WHAT THE EXERCISE ASKS - Identify all lines below that hold "screenshot" and collect them.

RECORD EXCERPTS -
* BEGIN *

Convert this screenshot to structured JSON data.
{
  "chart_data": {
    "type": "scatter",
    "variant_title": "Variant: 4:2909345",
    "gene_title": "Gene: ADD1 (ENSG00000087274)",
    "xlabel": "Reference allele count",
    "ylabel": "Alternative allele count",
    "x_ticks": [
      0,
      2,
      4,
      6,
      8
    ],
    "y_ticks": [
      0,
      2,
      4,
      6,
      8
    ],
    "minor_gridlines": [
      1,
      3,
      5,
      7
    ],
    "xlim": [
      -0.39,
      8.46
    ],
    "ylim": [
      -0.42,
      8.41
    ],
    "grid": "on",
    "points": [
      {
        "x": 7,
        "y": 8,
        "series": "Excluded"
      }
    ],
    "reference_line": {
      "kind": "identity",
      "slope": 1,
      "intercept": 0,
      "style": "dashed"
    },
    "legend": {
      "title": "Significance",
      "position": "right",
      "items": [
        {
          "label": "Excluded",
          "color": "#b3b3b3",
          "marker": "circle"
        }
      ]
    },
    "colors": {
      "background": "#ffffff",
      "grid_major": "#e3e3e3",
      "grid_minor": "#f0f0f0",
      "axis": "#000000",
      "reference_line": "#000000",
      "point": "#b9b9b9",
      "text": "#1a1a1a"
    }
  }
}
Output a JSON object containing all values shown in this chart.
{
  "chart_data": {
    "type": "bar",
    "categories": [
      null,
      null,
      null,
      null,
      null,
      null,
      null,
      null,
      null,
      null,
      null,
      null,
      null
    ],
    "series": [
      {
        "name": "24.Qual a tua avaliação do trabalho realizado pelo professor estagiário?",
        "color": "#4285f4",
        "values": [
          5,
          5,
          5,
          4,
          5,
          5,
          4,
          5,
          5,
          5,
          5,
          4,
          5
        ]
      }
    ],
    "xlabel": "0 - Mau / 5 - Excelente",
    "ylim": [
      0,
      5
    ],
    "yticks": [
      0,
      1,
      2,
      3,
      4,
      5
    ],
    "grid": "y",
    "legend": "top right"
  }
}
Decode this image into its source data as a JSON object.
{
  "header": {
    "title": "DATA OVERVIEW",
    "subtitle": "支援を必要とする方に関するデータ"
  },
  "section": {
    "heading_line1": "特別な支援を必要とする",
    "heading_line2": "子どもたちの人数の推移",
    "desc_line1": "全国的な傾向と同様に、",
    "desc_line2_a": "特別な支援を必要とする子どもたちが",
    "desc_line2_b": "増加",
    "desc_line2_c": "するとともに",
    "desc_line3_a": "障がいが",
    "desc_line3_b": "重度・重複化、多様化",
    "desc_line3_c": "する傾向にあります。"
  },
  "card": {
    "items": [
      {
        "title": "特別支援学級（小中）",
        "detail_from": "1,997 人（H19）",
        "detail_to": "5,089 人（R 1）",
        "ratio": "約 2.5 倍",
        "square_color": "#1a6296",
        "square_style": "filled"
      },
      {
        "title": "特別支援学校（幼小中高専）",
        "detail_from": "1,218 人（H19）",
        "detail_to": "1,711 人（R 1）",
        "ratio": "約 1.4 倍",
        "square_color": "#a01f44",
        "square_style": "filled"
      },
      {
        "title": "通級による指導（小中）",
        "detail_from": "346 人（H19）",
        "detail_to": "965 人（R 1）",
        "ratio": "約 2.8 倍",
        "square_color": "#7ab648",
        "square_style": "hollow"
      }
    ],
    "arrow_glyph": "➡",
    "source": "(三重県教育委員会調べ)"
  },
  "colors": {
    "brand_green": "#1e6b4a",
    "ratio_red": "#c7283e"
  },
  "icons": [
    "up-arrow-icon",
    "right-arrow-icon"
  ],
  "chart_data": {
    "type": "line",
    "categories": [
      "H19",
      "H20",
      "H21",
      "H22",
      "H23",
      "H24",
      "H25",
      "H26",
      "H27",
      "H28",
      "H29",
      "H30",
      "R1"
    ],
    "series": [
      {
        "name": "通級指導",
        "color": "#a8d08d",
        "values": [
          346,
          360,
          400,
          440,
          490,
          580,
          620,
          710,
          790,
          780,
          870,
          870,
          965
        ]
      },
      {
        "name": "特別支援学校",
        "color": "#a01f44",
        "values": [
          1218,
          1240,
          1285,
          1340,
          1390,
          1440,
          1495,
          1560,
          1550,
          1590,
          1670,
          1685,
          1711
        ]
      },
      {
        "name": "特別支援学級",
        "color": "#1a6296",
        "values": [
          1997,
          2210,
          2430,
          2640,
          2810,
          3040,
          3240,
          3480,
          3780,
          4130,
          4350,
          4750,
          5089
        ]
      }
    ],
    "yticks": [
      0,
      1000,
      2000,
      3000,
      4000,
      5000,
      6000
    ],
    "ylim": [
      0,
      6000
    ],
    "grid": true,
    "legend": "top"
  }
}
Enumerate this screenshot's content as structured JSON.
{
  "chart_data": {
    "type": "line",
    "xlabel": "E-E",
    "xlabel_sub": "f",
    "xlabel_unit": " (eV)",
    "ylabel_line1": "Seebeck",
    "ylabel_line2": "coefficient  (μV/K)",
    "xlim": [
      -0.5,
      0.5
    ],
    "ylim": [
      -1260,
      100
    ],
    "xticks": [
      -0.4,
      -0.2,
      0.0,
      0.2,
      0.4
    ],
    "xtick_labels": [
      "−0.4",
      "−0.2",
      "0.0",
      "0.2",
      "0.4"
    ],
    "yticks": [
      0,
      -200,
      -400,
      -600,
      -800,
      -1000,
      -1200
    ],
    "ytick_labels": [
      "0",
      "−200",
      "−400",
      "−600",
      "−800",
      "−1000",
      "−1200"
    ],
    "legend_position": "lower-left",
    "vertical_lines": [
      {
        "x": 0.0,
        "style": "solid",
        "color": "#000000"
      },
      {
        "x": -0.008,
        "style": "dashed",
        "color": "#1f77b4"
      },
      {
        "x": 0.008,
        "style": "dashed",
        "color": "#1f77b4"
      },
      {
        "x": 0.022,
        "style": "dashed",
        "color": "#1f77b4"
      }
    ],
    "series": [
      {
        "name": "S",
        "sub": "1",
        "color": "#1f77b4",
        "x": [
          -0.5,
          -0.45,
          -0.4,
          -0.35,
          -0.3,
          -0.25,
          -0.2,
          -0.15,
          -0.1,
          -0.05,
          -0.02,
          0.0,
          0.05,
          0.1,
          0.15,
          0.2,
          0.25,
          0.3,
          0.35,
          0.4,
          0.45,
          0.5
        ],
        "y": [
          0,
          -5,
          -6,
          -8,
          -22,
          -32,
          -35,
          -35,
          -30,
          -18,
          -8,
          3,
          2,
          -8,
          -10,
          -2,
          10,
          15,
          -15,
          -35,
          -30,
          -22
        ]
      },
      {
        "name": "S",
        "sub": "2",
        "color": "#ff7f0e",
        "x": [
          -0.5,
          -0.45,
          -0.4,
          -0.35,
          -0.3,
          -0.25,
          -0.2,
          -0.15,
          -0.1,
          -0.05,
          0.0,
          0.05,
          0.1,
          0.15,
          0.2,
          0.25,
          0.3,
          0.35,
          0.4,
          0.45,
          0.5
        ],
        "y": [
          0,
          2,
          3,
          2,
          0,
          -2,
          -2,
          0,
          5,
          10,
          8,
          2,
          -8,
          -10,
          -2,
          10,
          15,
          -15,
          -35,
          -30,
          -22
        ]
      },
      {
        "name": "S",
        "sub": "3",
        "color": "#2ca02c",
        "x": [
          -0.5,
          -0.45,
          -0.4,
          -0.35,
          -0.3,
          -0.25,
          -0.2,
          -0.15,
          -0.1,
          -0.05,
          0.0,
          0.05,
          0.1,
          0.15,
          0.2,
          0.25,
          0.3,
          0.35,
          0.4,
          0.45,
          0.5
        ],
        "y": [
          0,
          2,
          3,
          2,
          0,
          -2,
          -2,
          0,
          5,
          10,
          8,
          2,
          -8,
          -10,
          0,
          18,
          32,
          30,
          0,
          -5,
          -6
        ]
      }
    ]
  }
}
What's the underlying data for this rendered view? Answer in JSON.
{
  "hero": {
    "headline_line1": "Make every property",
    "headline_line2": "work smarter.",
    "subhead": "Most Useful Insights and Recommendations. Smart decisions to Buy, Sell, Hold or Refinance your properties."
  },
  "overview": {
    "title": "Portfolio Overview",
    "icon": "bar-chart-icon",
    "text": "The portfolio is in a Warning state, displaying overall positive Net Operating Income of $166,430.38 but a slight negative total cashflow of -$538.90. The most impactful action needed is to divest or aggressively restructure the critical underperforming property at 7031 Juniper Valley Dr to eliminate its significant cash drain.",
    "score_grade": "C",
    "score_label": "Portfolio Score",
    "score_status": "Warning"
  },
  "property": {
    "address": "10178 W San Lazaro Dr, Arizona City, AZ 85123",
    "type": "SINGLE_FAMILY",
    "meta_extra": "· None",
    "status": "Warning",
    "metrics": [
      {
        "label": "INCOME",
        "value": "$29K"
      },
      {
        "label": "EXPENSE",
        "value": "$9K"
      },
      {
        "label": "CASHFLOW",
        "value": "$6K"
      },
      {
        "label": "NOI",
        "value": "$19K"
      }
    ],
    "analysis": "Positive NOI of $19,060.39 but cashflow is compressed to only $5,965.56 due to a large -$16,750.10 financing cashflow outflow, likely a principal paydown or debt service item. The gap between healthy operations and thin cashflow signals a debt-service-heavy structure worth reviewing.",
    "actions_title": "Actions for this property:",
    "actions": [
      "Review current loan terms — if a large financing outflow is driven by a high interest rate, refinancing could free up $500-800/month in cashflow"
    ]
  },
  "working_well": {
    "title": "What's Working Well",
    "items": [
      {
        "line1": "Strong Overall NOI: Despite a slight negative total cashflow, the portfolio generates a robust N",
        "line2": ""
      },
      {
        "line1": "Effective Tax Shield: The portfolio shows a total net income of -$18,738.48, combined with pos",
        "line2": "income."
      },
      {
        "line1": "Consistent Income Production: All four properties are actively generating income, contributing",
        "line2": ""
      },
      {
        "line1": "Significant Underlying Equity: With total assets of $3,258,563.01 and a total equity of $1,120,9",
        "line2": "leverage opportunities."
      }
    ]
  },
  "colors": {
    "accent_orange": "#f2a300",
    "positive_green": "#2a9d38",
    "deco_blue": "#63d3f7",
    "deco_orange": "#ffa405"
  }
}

* END *

FINISHED TASK -
Convert this screenshot to structured JSON data.
Enumerate this screenshot's content as structured JSON.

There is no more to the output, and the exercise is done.